[Task instructions] Transcribe each line exactly.

[Supplied entries]
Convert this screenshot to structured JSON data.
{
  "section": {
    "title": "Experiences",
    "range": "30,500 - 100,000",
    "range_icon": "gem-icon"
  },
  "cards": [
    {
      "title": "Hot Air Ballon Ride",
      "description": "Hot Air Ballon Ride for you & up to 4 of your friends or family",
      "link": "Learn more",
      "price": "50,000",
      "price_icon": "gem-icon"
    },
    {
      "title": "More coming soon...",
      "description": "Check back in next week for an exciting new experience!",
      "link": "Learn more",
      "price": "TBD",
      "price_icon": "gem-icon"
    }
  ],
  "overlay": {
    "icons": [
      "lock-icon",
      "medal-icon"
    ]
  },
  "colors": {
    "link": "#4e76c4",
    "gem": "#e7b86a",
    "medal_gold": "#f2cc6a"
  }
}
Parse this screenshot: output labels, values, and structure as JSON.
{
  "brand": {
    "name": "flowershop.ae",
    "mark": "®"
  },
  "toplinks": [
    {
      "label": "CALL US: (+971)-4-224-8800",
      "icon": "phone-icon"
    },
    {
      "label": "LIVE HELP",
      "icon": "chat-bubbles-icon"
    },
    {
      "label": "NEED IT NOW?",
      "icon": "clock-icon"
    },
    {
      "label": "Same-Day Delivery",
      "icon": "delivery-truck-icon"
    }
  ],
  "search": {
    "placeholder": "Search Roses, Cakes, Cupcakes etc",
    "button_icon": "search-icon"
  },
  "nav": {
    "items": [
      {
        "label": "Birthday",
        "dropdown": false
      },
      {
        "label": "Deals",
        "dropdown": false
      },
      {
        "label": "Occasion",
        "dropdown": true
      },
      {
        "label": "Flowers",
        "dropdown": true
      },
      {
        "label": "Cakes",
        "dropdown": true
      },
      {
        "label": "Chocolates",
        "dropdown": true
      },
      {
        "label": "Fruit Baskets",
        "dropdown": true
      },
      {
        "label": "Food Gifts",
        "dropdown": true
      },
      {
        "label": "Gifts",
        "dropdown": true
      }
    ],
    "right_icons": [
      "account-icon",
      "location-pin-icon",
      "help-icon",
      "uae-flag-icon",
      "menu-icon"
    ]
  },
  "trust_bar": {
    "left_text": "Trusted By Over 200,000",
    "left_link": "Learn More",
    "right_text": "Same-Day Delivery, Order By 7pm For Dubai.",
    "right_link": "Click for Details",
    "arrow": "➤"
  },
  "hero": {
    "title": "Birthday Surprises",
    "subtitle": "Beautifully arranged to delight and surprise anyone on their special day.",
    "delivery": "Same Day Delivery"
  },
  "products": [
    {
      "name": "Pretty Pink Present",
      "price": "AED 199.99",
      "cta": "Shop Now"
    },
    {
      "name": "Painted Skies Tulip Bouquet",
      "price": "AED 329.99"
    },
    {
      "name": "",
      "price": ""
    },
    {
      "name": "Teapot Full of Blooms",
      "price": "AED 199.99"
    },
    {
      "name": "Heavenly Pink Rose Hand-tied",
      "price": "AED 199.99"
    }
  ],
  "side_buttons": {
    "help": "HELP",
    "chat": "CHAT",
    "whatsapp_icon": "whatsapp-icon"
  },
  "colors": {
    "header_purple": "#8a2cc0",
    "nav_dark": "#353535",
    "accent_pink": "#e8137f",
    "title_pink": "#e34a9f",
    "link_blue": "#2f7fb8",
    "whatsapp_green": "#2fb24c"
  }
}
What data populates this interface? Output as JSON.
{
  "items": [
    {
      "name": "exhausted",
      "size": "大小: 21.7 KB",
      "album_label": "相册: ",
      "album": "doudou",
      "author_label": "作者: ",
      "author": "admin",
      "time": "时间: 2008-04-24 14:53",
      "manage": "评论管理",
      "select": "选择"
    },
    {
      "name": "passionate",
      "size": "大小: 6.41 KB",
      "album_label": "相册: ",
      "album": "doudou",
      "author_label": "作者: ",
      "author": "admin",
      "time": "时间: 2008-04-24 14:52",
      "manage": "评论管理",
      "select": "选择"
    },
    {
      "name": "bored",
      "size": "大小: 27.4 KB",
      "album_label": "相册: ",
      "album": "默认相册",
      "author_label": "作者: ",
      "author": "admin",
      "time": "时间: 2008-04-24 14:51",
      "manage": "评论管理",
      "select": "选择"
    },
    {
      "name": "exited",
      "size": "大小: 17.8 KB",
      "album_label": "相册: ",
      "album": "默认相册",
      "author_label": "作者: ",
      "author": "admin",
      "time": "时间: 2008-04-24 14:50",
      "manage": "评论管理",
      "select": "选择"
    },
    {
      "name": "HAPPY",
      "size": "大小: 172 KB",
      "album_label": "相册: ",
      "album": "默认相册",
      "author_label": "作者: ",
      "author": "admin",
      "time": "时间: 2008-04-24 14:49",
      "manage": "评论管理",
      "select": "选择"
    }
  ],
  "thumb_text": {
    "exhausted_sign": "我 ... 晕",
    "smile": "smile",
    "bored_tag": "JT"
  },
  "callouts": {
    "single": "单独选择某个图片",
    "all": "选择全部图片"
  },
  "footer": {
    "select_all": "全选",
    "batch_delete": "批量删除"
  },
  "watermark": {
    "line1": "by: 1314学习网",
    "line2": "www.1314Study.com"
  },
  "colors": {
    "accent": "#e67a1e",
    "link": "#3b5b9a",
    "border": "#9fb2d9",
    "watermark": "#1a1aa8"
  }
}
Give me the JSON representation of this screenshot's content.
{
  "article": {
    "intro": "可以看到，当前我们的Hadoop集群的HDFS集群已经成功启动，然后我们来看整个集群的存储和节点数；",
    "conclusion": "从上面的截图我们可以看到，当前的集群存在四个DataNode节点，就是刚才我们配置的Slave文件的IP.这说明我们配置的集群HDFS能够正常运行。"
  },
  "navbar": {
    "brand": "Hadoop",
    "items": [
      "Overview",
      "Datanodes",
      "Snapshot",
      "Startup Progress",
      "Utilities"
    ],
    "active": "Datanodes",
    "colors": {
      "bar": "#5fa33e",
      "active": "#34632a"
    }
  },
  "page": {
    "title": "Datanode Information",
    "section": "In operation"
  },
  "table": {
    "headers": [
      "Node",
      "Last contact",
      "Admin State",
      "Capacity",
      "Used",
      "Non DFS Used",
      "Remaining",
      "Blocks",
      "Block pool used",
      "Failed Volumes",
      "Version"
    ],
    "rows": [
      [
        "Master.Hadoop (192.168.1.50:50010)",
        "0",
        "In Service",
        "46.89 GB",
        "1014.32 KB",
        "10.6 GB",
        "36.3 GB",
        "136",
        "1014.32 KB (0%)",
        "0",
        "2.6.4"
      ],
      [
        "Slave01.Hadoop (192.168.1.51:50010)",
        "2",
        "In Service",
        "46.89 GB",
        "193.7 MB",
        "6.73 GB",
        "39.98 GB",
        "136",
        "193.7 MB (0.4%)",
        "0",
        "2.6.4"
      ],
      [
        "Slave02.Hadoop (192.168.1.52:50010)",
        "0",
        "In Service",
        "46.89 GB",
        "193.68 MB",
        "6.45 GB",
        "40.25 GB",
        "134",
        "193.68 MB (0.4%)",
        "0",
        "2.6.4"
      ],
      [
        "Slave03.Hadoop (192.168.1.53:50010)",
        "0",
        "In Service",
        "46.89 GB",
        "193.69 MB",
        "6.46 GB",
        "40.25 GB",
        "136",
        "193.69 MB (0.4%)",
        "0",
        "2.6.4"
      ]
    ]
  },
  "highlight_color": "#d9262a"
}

[Answer to the problem]
Convert this screenshot to structured JSON data.
{
  "section": {
    "title": "Experiences",
    "range": "30,500 - 100,000",
    "range_icon": "gem-icon"
  },
  "cards": [
    {
      "title": "Hot Air Ballon Ride",
      "description": "Hot Air Ballon Ride for you & up to 4 of your friends or family",
      "link": "Learn more",
      "price": "50,000",
      "price_icon": "gem-icon"
    },
    {
      "title": "More coming soon...",
      "description": "Check back in next week for an exciting new experience!",
      "link": "Learn more",
      "price": "TBD",
      "price_icon": "gem-icon"
    }
  ],
  "overlay": {
    "icons": [
      "lock-icon",
      "medal-icon"
    ]
  },
  "colors": {
    "link": "#4e76c4",
    "gem": "#e7b86a",
    "medal_gold": "#f2cc6a"
  }
}
Parse this screenshot: output labels, values, and structure as JSON.
{
  "brand": {
    "name": "flowershop.ae",
    "mark": "®"
  },
  "toplinks": [
    {
      "label": "CALL US: (+971)-4-224-8800",
      "icon": "phone-icon"
    },
    {
      "label": "LIVE HELP",
      "icon": "chat-bubbles-icon"
    },
    {
      "label": "NEED IT NOW?",
      "icon": "clock-icon"
    },
    {
      "label": "Same-Day Delivery",
      "icon": "delivery-truck-icon"
    }
  ],
  "search": {
    "placeholder": "Search Roses, Cakes, Cupcakes etc",
    "button_icon": "search-icon"
  },
  "nav": {
    "items": [
      {
        "label": "Birthday",
        "dropdown": false
      },
      {
        "label": "Deals",
        "dropdown": false
      },
      {
        "label": "Occasion",
        "dropdown": true
      },
      {
        "label": "Flowers",
        "dropdown": true
      },
      {
        "label": "Cakes",
        "dropdown": true
      },
      {
        "label": "Chocolates",
        "dropdown": true
      },
      {
        "label": "Fruit Baskets",
        "dropdown": true
      },
      {
        "label": "Food Gifts",
        "dropdown": true
      },
      {
        "label": "Gifts",
        "dropdown": true
      }
    ],
    "right_icons": [
      "account-icon",
      "location-pin-icon",
      "help-icon",
      "uae-flag-icon",
      "menu-icon"
    ]
  },
  "trust_bar": {
    "left_text": "Trusted By Over 200,000",
    "left_link": "Learn More",
    "right_text": "Same-Day Delivery, Order By 7pm For Dubai.",
    "right_link": "Click for Details",
    "arrow": "➤"
  },
  "hero": {
    "title": "Birthday Surprises",
    "subtitle": "Beautifully arranged to delight and surprise anyone on their special day.",
    "delivery": "Same Day Delivery"
  },
  "products": [
    {
      "name": "Pretty Pink Present",
      "price": "AED 199.99",
      "cta": "Shop Now"
    },
    {
      "name": "Painted Skies Tulip Bouquet",
      "price": "AED 329.99"
    },
    {
      "name": "",
      "price": ""
    },
    {
      "name": "Teapot Full of Blooms",
      "price": "AED 199.99"
    },
    {
      "name": "Heavenly Pink Rose Hand-tied",
      "price": "AED 199.99"
    }
  ],
  "side_buttons": {
    "help": "HELP",
    "chat": "CHAT",
    "whatsapp_icon": "whatsapp-icon"
  },
  "colors": {
    "header_purple": "#8a2cc0",
    "nav_dark": "#353535",
    "accent_pink": "#e8137f",
    "title_pink": "#e34a9f",
    "link_blue": "#2f7fb8",
    "whatsapp_green": "#2fb24c"
  }
}
What data populates this interface? Output as JSON.
{
  "items": [
    {
      "name": "exhausted",
      "size": "大小: 21.7 KB",
      "album_label": "相册: ",
      "album": "doudou",
      "author_label": "作者: ",
      "author": "admin",
      "time": "时间: 2008-04-24 14:53",
      "manage": "评论管理",
      "select": "选择"
    },
    {
      "name": "passionate",
      "size": "大小: 6.41 KB",
      "album_label": "相册: ",
      "album": "doudou",
      "author_label": "作者: ",
      "author": "admin",
      "time": "时间: 2008-04-24 14:52",
      "manage": "评论管理",
      "select": "选择"
    },
    {
      "name": "bored",
      "size": "大小: 27.4 KB",
      "album_label": "相册: ",
      "album": "默认相册",
      "author_label": "作者: ",
      "author": "admin",
      "time": "时间: 2008-04-24 14:51",
      "manage": "评论管理",
      "select": "选择"
    },
    {
      "name": "exited",
      "size": "大小: 17.8 KB",
      "album_label": "相册: ",
      "album": "默认相册",
      "author_label": "作者: ",
      "author": "admin",
      "time": "时间: 2008-04-24 14:50",
      "manage": "评论管理",
      "select": "选择"
    },
    {
      "name": "HAPPY",
      "size": "大小: 172 KB",
      "album_label": "相册: ",
      "album": "默认相册",
      "author_label": "作者: ",
      "author": "admin",
      "time": "时间: 2008-04-24 14:49",
      "manage": "评论管理",
      "select": "选择"
    }
  ],
  "thumb_text": {
    "exhausted_sign": "我 ... 晕",
    "smile": "smile",
    "bored_tag": "JT"
  },
  "callouts": {
    "single": "单独选择某个图片",
    "all": "选择全部图片"
  },
  "footer": {
    "select_all": "全选",
    "batch_delete": "批量删除"
  },
  "watermark": {
    "line1": "by: 1314学习网",
    "line2": "www.1314Study.com"
  },
  "colors": {
    "accent": "#e67a1e",
    "link": "#3b5b9a",
    "border": "#9fb2d9",
    "watermark": "#1a1aa8"
  }
}
Give me the JSON representation of this screenshot's content.
{
  "article": {
    "intro": "可以看到，当前我们的Hadoop集群的HDFS集群已经成功启动，然后我们来看整个集群的存储和节点数；",
    "conclusion": "从上面的截图我们可以看到，当前的集群存在四个DataNode节点，就是刚才我们配置的Slave文件的IP.这说明我们配置的集群HDFS能够正常运行。"
  },
  "navbar": {
    "brand": "Hadoop",
    "items": [
      "Overview",
      "Datanodes",
      "Snapshot",
      "Startup Progress",
      "Utilities"
    ],
    "active": "Datanodes",
    "colors": {
      "bar": "#5fa33e",
      "active": "#34632a"
    }
  },
  "page": {
    "title": "Datanode Information",
    "section": "In operation"
  },
  "table": {
    "headers": [
      "Node",
      "Last contact",
      "Admin State",
      "Capacity",
      "Used",
      "Non DFS Used",
      "Remaining",
      "Blocks",
      "Block pool used",
      "Failed Volumes",
      "Version"
    ],
    "rows": [
      [
        "Master.Hadoop (192.168.1.50:50010)",
        "0",
        "In Service",
        "46.89 GB",
        "1014.32 KB",
        "10.6 GB",
        "36.3 GB",
        "136",
        "1014.32 KB (0%)",
        "0",
        "2.6.4"
      ],
      [
        "Slave01.Hadoop (192.168.1.51:50010)",
        "2",
        "In Service",
        "46.89 GB",
        "193.7 MB",
        "6.73 GB",
        "39.98 GB",
        "136",
        "193.7 MB (0.4%)",
        "0",
        "2.6.4"
      ],
      [
        "Slave02.Hadoop (192.168.1.52:50010)",
        "0",
        "In Service",
        "46.89 GB",
        "193.68 MB",
        "6.45 GB",
        "40.25 GB",
        "134",
        "193.68 MB (0.4%)",
        "0",
        "2.6.4"
      ],
      [
        "Slave03.Hadoop (192.168.1.53:50010)",
        "0",
        "In Service",
        "46.89 GB",
        "193.69 MB",
        "6.46 GB",
        "40.25 GB",
        "136",
        "193.69 MB (0.4%)",
        "0",
        "2.6.4"
      ]
    ]
  },
  "highlight_color": "#d9262a"
}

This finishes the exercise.